EXTRAIT DU TEXTE.
- - -

De manière un peu abrupte et inattendue, les choses s’accélèrent alors. La barque est envoyée en haute mer par son capitaine : « De même que le Père m’a envoyé, moi aussi, je vous envoie » (v.21). Jésus souffle alors sur les disciples. Comme Dieu avait insufflé son souffle en Adam pour lui donner la vie (Gn 2), Jésus insuffle en ses disciples le Souffle de la nouvelle vie ; ce souffle qui va animer la nouvelle communauté, et lui permettre d’accomplir sa mission, n’est autre que l’Esprit Saint. Ainsi la mission des disciples surgit de l’amour trinitaire que le Ressuscité ouvre au monde entier grâce à ses plaies et à sa résurrection : une source intarissable de méditation…

Le passage qui suit nous rapporte l’incrédulité de saint Thomas ; pour en saisir l’importance, faisons un détour par le commentaire de l’évangéliste à la fin du chapitre 20 : « Ces signes ont été mis par écrit, pour que vous croyiez que Jésus est le Christ, le Fils de Dieu, et pour qu’en croyant vous ayez la vie en son nom. » (Jn 20,31).

Saint Jean révèle ici l’intention qui sous-tend toute son œuvre : en décrivant des signes concrets réalisés par Jésus, il veut transmettre la foi, afin que nous ayons la vie par lui. A la différence des synoptiques, Jean a choisi peu de signes, seulement six : le vin à Cana (Jn 2), la guérison du fils d’un officier romain (Jn 4), le paralytique de Bethesda (Jn5), la multiplication des pains et la marche sur les eaux (Jn 6), l’aveugle-né (Jn 9), la résurrection de Lazare (Jn 11). Mais il a exploité à fond leur signification théologique. S’y ajoute un septième signe, comme couronnement de tout cet itinéraire dans la foi : la résurrection.

- - -

DONNÉES EXTRAITES.
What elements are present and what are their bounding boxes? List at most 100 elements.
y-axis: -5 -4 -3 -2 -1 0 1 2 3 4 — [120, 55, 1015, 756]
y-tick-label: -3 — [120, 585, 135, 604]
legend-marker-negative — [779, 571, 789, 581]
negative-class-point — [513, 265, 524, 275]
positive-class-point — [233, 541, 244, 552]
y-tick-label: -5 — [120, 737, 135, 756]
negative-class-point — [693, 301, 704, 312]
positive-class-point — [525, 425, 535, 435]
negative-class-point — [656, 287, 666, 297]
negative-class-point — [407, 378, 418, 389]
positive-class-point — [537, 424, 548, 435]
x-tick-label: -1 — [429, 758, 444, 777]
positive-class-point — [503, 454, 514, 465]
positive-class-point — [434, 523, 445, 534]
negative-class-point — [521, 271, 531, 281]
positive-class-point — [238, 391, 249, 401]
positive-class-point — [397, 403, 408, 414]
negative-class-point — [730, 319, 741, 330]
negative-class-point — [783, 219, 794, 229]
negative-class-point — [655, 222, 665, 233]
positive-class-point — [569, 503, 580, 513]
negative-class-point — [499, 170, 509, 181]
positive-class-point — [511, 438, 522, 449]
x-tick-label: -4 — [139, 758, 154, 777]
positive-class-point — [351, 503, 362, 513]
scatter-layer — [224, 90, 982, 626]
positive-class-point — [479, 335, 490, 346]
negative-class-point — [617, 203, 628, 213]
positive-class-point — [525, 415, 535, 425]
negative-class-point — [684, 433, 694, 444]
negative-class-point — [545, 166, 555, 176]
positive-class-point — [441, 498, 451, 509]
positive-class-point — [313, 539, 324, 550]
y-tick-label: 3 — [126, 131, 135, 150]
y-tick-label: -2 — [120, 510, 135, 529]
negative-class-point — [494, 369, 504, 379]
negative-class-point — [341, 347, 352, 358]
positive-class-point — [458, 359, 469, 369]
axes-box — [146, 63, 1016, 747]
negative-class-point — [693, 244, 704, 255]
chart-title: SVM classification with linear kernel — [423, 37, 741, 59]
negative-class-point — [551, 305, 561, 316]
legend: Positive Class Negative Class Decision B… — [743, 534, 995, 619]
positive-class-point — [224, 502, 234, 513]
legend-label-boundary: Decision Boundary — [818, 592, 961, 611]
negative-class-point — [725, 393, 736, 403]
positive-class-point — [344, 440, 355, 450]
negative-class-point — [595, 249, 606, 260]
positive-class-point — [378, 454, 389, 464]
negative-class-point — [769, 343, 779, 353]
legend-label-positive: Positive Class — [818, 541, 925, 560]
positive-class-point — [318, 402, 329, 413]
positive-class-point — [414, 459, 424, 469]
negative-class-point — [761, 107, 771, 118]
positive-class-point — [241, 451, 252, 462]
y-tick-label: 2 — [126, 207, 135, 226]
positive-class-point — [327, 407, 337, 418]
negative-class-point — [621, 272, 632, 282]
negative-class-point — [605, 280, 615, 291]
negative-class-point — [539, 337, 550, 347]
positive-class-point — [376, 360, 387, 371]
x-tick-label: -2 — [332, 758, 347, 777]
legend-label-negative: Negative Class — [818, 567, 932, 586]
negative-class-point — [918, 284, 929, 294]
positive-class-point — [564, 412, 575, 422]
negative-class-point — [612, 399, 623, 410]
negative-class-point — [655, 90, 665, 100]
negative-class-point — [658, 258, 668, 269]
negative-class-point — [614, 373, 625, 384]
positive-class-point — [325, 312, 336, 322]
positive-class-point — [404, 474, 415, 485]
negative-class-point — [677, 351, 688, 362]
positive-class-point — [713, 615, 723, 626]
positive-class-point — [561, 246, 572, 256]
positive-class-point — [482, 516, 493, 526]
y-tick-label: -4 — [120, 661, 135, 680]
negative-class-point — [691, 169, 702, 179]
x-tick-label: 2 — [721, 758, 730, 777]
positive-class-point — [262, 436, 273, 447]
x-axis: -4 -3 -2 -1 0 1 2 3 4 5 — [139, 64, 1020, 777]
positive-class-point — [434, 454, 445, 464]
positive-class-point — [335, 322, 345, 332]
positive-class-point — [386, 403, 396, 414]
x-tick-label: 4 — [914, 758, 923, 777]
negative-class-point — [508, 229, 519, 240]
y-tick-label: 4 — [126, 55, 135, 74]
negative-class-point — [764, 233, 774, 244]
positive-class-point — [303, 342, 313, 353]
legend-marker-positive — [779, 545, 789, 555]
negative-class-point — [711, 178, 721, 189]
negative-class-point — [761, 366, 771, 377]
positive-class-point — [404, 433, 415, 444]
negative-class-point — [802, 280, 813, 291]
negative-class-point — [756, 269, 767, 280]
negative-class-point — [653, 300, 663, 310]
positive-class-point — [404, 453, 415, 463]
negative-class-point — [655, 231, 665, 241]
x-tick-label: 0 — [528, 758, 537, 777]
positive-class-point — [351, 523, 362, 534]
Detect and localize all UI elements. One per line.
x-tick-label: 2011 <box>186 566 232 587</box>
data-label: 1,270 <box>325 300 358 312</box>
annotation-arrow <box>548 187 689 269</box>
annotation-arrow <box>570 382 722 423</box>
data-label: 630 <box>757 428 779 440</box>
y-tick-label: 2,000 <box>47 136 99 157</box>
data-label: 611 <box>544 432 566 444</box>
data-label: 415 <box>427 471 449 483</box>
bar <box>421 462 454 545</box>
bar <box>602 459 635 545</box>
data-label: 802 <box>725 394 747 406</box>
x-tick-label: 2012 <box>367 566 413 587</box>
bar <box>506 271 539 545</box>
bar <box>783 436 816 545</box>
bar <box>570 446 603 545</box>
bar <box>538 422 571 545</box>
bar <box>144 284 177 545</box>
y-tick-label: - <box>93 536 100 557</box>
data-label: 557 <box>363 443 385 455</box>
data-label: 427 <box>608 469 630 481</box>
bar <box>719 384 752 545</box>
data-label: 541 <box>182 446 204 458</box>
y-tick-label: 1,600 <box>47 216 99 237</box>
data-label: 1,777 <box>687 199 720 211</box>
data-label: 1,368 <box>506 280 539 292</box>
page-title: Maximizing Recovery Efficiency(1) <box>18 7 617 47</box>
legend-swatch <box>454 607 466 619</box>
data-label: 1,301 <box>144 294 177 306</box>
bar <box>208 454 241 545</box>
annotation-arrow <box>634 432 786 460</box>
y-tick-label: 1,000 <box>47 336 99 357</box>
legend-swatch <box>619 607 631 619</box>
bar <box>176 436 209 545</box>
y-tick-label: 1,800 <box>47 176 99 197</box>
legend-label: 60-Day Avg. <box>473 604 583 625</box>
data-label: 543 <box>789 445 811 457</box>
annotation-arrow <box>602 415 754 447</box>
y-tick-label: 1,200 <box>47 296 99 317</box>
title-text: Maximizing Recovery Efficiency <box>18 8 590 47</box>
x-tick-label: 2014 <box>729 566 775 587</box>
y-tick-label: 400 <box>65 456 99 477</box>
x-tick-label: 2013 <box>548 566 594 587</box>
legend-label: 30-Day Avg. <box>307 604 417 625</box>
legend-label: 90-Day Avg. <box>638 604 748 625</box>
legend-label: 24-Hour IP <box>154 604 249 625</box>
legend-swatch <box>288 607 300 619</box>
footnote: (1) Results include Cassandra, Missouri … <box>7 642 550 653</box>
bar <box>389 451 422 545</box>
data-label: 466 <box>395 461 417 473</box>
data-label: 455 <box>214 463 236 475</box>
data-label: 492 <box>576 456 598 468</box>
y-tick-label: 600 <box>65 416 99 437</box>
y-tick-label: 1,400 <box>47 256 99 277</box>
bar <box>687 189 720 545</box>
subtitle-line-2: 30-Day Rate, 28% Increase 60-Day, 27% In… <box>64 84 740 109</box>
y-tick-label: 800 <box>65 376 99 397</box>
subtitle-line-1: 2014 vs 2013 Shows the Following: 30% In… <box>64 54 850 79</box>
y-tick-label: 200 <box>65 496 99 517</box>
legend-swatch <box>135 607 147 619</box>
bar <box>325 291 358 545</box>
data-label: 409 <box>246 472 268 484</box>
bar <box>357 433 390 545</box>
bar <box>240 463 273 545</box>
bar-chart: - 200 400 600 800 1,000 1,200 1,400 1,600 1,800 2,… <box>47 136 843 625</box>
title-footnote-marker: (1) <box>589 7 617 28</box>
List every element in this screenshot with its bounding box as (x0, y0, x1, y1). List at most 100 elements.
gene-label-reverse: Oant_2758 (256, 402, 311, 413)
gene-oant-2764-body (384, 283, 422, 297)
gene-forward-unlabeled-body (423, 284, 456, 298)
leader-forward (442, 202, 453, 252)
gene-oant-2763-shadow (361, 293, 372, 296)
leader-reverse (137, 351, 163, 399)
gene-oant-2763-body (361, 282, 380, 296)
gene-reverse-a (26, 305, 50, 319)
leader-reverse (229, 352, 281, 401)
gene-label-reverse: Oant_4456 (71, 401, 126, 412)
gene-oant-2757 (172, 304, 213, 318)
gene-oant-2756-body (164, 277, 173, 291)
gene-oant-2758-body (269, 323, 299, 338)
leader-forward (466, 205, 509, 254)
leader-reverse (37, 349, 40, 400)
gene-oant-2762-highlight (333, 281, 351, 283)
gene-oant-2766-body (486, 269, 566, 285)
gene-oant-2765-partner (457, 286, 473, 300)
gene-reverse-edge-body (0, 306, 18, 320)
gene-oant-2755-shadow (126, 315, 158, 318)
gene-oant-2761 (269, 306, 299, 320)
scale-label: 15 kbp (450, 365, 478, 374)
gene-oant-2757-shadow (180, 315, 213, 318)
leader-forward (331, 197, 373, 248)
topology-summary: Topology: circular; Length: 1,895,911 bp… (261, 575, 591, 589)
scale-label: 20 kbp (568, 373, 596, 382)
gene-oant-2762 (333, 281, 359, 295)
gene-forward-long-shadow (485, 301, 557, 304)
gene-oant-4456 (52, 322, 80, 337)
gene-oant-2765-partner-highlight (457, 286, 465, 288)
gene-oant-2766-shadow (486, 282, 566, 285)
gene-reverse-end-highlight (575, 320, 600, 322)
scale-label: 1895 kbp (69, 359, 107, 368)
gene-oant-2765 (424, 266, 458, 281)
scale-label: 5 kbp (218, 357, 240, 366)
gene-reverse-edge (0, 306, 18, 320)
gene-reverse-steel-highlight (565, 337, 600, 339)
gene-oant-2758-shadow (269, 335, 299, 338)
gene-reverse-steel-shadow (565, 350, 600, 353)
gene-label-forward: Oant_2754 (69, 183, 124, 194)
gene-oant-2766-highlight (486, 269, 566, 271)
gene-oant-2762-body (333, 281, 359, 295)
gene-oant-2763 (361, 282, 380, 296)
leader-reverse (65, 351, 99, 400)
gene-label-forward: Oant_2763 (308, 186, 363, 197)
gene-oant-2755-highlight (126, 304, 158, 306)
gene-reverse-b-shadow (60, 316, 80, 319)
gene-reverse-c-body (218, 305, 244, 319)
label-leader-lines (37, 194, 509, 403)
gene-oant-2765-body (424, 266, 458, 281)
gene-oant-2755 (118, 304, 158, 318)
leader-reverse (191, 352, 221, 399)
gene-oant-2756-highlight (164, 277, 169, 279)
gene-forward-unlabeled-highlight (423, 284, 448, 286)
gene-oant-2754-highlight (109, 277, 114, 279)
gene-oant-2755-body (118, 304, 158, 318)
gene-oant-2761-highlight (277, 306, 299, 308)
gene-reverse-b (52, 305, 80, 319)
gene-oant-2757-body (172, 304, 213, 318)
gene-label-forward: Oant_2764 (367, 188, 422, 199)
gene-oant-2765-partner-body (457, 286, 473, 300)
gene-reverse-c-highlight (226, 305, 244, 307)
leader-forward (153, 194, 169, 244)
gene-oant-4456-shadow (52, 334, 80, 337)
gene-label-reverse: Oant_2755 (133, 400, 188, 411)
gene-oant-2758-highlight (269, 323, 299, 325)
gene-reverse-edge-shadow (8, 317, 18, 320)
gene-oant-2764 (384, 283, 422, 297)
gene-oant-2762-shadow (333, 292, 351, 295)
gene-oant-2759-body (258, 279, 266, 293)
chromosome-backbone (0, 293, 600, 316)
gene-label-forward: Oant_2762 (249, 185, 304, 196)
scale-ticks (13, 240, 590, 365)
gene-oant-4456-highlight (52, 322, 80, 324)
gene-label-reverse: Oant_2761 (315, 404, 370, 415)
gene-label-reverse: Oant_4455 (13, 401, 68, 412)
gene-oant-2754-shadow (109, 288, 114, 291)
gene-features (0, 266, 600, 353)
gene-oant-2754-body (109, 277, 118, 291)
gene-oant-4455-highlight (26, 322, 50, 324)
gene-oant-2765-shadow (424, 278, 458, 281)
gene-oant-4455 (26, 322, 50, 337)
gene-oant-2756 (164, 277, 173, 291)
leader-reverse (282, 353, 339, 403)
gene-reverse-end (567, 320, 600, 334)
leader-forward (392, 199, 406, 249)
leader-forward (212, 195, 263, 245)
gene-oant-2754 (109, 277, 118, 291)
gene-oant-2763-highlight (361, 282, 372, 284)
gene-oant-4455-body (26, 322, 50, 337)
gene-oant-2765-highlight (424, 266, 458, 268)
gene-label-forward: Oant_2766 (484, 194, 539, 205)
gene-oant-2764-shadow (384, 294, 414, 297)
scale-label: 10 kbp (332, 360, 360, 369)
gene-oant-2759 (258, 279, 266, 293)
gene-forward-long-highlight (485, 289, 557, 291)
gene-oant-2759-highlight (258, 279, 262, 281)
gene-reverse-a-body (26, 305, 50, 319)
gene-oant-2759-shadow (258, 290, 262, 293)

- - -

EXERCICE ÉCRIT. Rédigez la suite du commentaire sur l'évangile de Jean présenté plus haut, en reprenant juste après sa dernière phrase.

RÉPONSE.
Mais la distance est immense entre les apôtres, qui ont vu le Ressuscité, et les lecteurs de Jean, ces générations de croyants qui se sont succédées au cours des siècles et dont nous faisons partie. Nous n’avons pas connu Jésus à la manière humaine… L’épisode de Thomas vient justement combler ce fossé en nous montrant le Seigneur qui vient au secours de l’incrédulité de son disciple, et loue ainsi par anticipation la foi de tous les futurs croyants : « Heureux ceux qui croient sans avoir vu » (v.29), parce qu’ils accueillent en eux le témoignage sur Jésus et son mystère, et sont portés à la foi par l’action de l’Esprit.

De tout le groupe de disciples, Thomas est le dernier à recevoir un signe. Il a besoin de faire sa propre expérience, comme les autres, comme nous. Mais le plus étonnant est sa requête : il ne demande pas simplement à être là pour la prochaine apparition, il ne demande pas à voir le visage de Jésus ou à reconnaître sa voix, comme les autres disciples. Il va plus loin : il veut mettre ses mains dans les plaies du Christ.

La particularité de Thomas est sans doute d’avoir été bouleversé par la Passion, nous ne savons pas exactement de quelle manière ; sans doute a-t-il été traumatisé par le supplice horrible de la crucifixion et l’abaissement total du Christ, son maître. Comme beaucoup d’entre nous, il bute sur la Croix, il ne comprend pas pourquoi il faut que l’amour soit rejeté et persécuté pour que la rédemption s’accomplisse . Il n’accepte pas que le Christ soit descendu aussi bas et s’arrête au tombeau scellé. Mais à la différence de Marie Madeleine qui pleure devant le tombeau et continue de chercher son Seigneur, la Croix n’a pas approfondi son amour pour Jésus, elle l’a paralysé, elle a fermé son cœur dans l’amertume. C’est probablement pourquoi il n’était plus avec le groupe le jour de Pâques.

Or Jésus va venir à son secours : Il connaît son attachement et son désarroi, et Il va accéder à ses demandes : « Avance ton doigt ici, et vois mes mains ; avance ta main, et mets-la dans mon côté : cesse d’être incrédule, sois croyant ! » (v.27)

En disant cela, Jésus ne s’offre pas simplement à la vérification empirique de Thomas, il l’attire bien plus loin. Il lui permet de toucher du doigt la profondeur et la réalité de sa miséricorde . Thomas découvre combien celui qu’il appelle son Seigneur a souffert par amour pour lui. Finalement, ce qui permet aux disciples de reconnaître pleinement le Christ, dans son nouveau mode d’être, ce n’est pas l’apparence ou la voix, ce sont les traces de la Passion, c’est-à-dire les signes de l’amour qui va jusqu’au bout.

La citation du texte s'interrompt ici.